Stored items
##############################

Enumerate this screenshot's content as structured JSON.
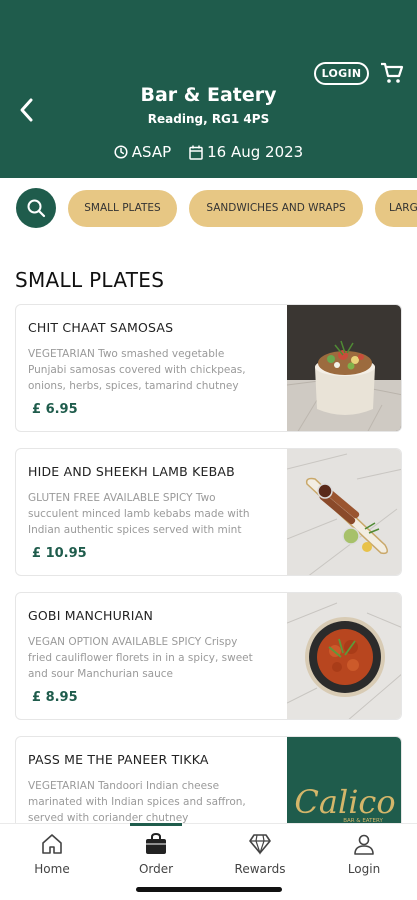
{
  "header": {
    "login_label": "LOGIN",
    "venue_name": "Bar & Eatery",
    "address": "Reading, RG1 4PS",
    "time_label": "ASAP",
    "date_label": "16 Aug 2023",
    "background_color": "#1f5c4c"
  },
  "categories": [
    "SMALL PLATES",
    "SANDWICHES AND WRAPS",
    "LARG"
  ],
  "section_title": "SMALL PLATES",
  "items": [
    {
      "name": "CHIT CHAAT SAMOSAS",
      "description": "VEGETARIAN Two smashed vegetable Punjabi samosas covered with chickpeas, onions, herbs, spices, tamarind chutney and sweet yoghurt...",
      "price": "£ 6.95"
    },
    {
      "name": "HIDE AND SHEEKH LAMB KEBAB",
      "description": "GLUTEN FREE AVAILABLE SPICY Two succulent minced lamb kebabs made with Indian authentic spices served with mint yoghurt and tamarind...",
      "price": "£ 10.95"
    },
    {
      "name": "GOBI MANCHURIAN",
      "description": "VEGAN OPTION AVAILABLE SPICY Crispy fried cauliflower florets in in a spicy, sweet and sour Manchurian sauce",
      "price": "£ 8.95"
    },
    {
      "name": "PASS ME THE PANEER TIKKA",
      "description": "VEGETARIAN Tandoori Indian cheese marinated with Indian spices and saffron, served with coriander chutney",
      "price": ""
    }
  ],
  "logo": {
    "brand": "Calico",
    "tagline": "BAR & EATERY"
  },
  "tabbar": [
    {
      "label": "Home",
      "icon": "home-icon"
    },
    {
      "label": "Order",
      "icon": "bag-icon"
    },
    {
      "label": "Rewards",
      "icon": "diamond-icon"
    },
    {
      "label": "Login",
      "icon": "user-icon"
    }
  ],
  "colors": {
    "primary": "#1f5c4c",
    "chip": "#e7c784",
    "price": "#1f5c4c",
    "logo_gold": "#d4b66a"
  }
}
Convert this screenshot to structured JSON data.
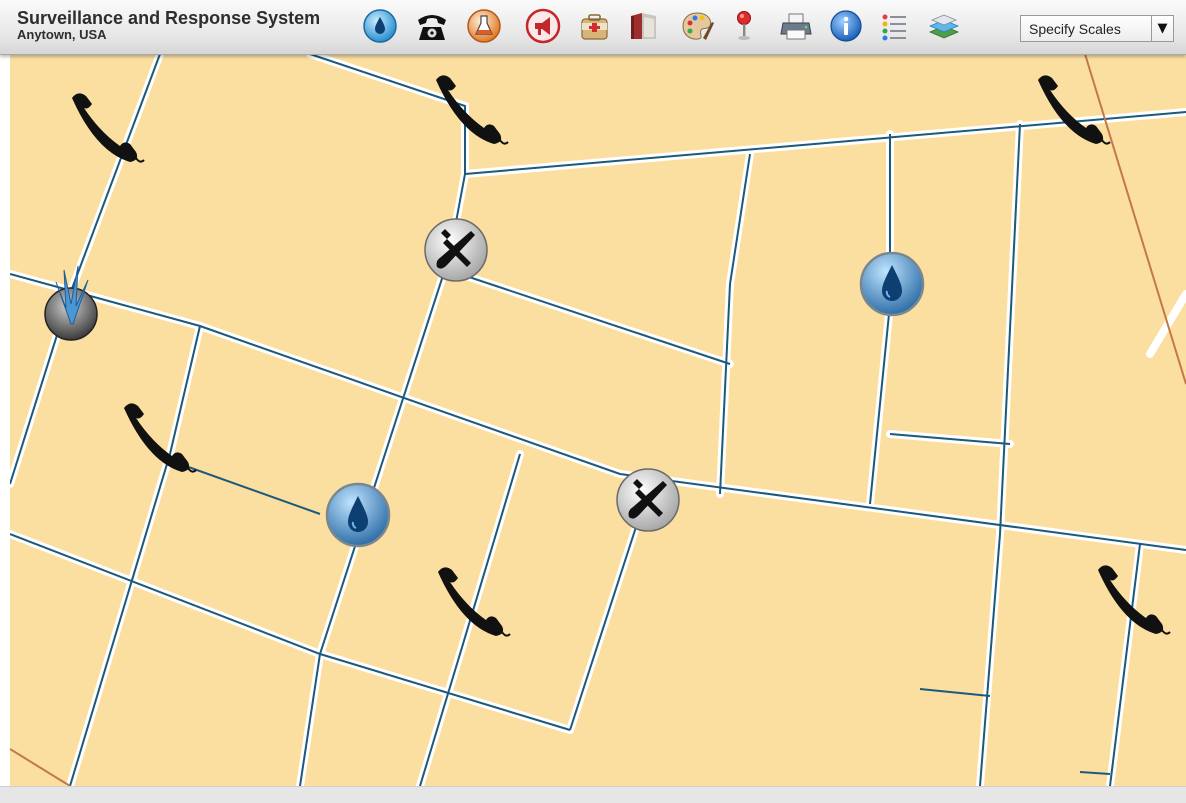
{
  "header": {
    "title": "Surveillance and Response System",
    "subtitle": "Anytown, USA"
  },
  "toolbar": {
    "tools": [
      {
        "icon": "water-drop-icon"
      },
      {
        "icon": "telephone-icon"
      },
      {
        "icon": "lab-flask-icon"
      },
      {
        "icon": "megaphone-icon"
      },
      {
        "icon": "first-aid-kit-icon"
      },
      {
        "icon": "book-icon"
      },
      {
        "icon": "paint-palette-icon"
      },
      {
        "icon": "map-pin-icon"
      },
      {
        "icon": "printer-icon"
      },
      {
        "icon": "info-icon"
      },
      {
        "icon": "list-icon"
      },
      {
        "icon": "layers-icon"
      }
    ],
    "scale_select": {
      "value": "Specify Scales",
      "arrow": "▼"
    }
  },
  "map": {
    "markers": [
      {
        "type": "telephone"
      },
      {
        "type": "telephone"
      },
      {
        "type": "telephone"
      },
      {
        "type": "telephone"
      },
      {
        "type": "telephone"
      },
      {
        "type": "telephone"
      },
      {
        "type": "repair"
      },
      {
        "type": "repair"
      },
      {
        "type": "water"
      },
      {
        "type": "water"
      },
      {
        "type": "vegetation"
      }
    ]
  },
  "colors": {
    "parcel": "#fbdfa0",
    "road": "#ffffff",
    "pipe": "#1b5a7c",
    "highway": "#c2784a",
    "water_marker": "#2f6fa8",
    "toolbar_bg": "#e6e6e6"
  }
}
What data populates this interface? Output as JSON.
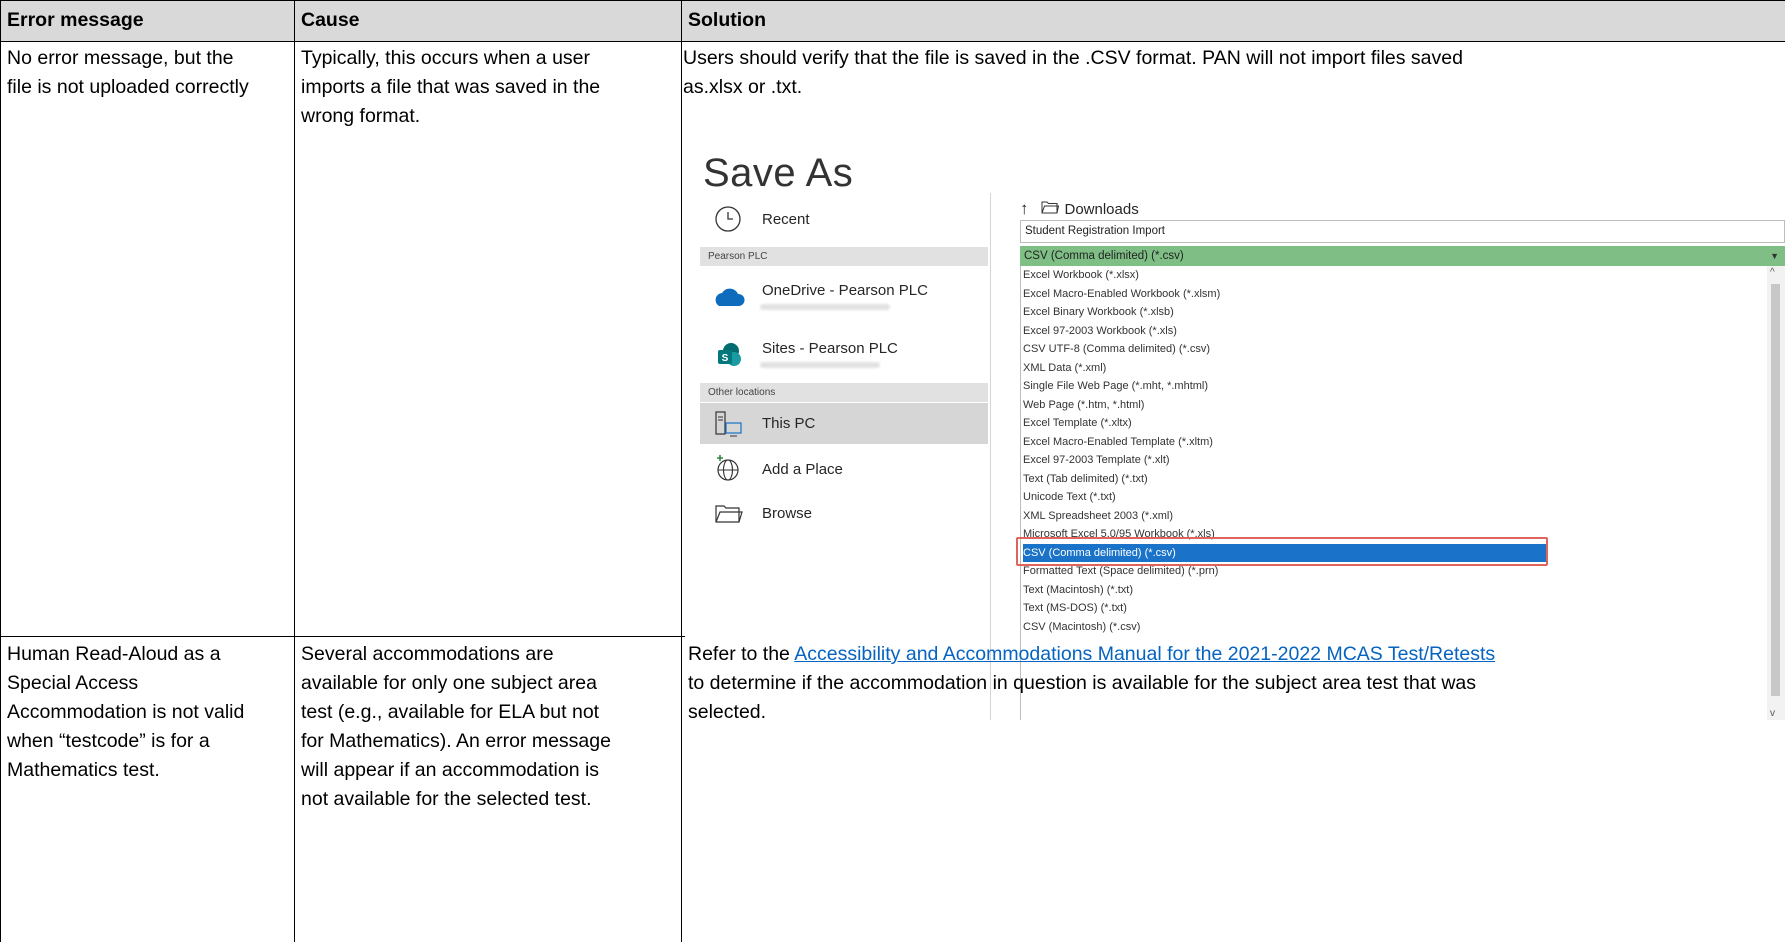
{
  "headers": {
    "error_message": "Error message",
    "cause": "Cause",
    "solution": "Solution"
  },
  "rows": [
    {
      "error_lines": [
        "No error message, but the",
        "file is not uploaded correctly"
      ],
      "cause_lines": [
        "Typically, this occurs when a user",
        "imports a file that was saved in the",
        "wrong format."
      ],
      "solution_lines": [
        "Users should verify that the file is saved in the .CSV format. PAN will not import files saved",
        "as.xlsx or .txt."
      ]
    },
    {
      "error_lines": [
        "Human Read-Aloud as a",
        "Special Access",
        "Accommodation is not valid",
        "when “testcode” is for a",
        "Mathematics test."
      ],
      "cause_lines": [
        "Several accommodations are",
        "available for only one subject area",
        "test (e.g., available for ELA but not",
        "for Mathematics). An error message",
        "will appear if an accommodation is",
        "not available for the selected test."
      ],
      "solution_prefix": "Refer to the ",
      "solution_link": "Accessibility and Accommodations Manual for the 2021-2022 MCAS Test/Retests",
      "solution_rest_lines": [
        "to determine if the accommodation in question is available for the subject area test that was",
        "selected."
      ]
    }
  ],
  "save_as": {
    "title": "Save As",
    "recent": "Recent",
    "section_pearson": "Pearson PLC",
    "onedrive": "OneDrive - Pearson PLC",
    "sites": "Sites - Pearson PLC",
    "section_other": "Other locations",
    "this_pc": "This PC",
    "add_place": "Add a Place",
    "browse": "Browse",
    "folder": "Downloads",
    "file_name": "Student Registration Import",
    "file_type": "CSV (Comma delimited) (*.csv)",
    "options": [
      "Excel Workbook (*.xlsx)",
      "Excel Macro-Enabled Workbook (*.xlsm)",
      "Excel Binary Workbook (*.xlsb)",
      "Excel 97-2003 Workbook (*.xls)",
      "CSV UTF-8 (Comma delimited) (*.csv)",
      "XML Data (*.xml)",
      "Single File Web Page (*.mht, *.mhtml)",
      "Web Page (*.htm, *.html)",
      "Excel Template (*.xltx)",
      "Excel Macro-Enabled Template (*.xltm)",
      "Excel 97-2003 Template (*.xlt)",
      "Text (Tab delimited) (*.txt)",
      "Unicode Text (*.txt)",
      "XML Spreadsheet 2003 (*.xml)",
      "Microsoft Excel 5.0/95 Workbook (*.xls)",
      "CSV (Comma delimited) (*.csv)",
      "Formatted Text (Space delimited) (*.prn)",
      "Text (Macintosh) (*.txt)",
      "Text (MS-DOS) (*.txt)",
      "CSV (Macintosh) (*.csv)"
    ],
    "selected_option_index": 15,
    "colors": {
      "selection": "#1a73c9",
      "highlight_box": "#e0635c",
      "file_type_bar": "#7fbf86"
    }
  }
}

##############################

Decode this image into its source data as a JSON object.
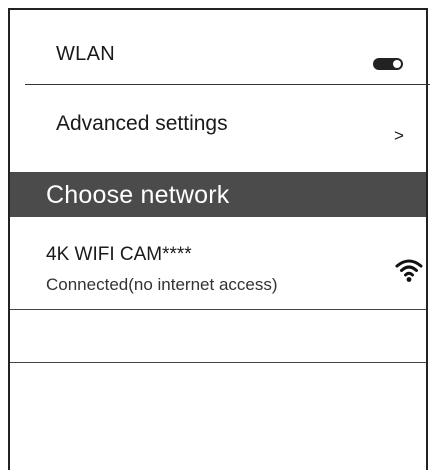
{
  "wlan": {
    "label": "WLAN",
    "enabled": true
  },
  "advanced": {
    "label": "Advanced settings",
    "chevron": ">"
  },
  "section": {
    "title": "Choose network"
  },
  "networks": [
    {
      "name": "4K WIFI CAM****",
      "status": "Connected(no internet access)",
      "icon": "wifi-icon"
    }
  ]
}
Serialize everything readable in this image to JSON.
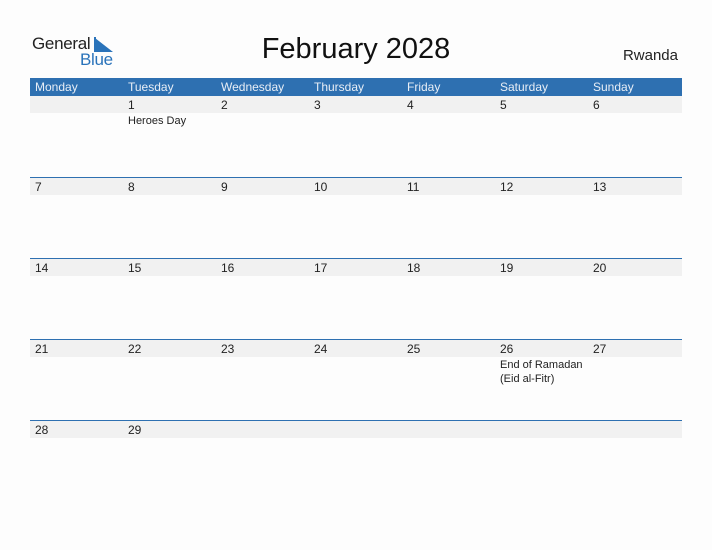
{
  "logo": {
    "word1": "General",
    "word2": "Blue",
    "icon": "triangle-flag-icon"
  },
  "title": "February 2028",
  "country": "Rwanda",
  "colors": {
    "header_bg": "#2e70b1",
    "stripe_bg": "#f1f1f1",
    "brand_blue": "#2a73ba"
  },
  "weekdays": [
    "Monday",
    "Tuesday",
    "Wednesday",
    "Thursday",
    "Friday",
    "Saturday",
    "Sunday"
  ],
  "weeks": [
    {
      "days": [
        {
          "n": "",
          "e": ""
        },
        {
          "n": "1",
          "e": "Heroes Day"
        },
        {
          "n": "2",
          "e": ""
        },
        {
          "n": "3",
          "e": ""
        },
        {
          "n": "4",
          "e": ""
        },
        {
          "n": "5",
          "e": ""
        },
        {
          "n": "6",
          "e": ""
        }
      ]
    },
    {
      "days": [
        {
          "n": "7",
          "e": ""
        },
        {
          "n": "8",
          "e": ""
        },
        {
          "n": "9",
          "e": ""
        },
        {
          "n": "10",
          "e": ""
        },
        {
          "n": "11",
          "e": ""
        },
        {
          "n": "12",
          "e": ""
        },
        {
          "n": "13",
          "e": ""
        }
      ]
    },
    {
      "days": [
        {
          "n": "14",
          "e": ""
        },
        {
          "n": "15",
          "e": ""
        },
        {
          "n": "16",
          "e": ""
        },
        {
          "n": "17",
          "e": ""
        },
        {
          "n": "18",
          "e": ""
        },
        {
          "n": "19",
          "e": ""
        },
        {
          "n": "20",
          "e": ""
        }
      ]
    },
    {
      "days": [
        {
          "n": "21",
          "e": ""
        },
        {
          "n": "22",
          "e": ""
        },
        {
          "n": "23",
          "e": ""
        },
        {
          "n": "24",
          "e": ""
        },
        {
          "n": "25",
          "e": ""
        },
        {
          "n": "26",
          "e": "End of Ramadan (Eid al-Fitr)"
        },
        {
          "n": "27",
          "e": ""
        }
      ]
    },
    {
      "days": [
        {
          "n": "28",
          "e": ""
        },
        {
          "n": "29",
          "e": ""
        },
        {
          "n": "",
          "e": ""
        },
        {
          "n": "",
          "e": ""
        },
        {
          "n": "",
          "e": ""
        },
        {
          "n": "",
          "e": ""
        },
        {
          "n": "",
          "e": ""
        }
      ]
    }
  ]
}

##############################

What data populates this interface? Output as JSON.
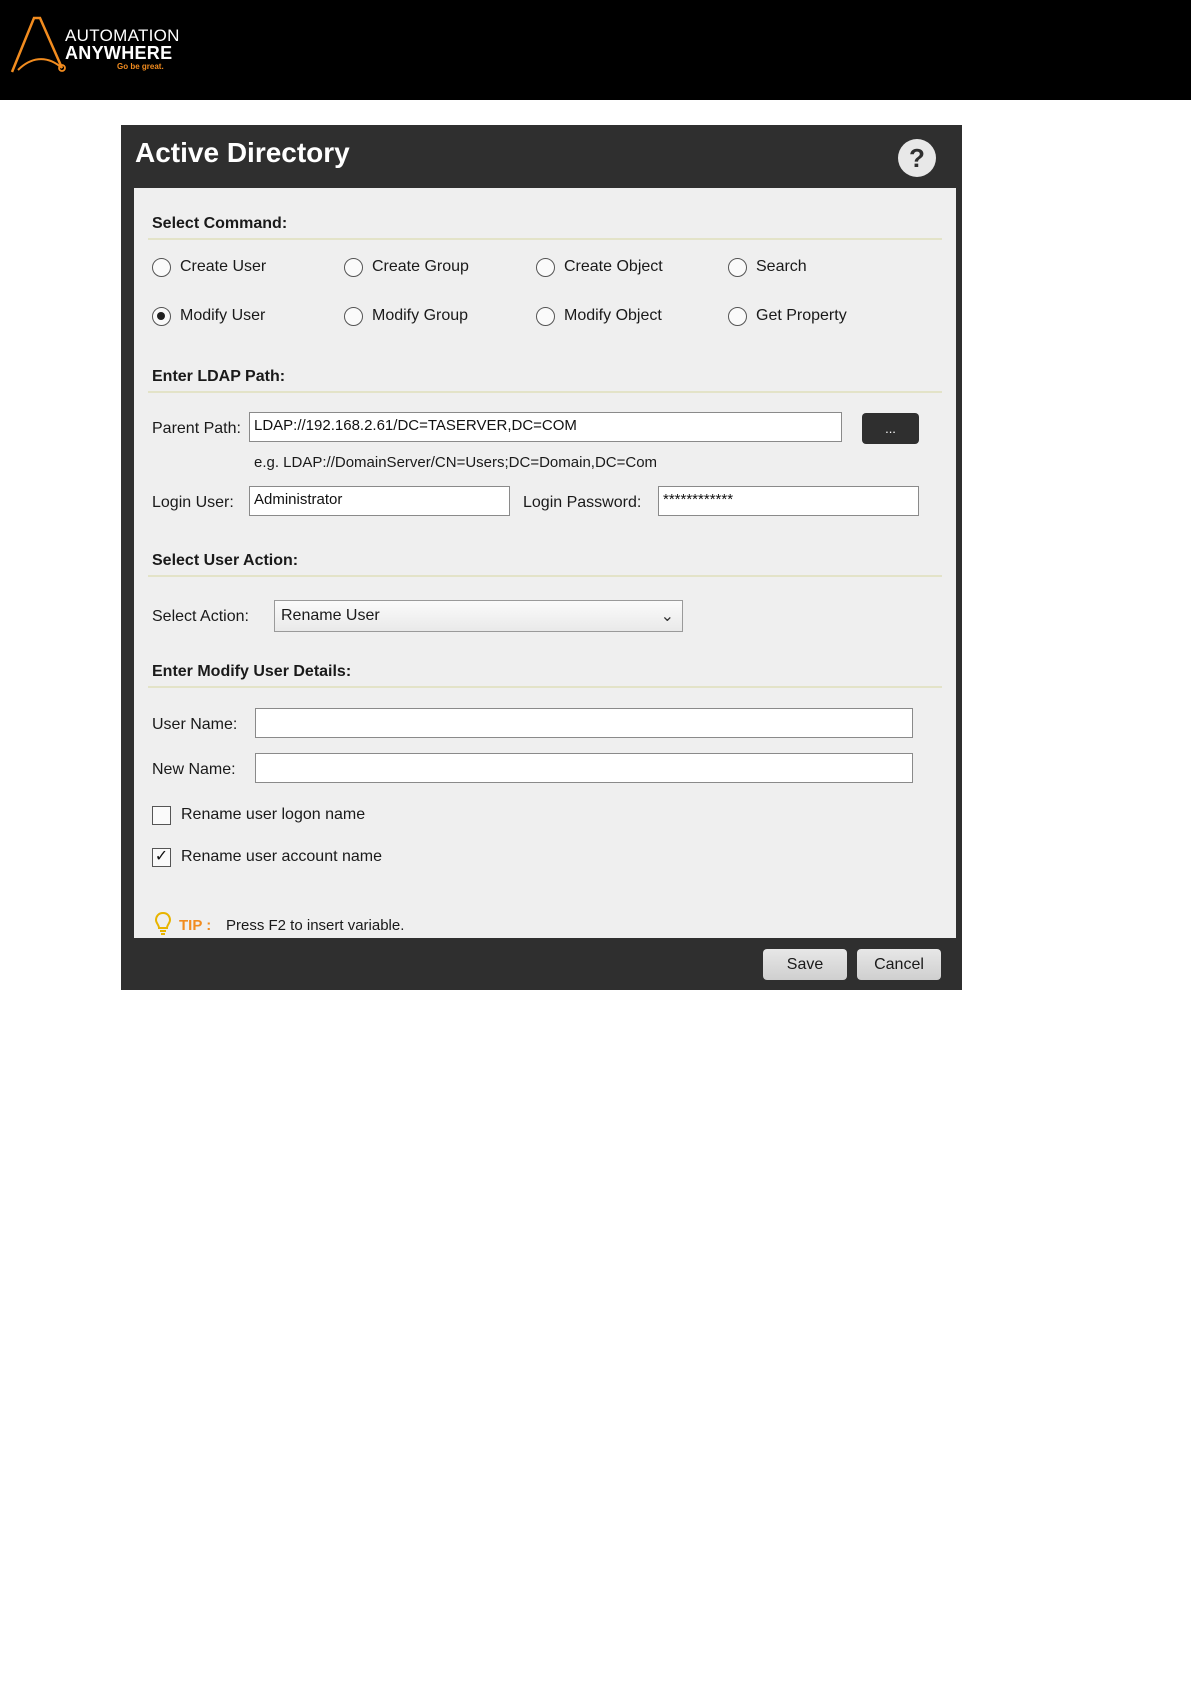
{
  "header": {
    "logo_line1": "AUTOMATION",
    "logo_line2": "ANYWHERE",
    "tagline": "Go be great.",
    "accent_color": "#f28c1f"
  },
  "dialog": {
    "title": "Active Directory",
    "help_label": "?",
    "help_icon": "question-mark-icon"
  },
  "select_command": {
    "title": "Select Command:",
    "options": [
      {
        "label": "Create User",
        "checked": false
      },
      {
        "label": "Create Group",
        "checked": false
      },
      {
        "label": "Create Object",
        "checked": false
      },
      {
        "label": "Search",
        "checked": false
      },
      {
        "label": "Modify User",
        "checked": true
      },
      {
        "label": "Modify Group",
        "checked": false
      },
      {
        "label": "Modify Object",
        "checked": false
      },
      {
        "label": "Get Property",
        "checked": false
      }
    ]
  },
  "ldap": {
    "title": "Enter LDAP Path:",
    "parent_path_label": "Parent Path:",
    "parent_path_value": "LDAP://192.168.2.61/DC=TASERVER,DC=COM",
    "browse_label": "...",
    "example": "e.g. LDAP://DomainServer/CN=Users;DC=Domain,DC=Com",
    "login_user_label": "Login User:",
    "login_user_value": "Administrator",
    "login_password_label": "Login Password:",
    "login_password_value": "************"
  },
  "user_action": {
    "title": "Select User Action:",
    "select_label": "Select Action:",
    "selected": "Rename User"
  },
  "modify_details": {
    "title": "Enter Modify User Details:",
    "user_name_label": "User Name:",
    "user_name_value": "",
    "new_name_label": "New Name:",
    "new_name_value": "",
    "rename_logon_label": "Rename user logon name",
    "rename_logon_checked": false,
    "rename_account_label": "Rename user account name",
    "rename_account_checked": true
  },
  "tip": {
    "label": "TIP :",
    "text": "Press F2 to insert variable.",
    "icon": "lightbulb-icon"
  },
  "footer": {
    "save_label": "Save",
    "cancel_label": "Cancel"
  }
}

##############################

▶ **GIVEN REQUEST**: Say how many lines contain the string "that", giving nothing but the count.

▶ **COMPLETE ANSWER**: 3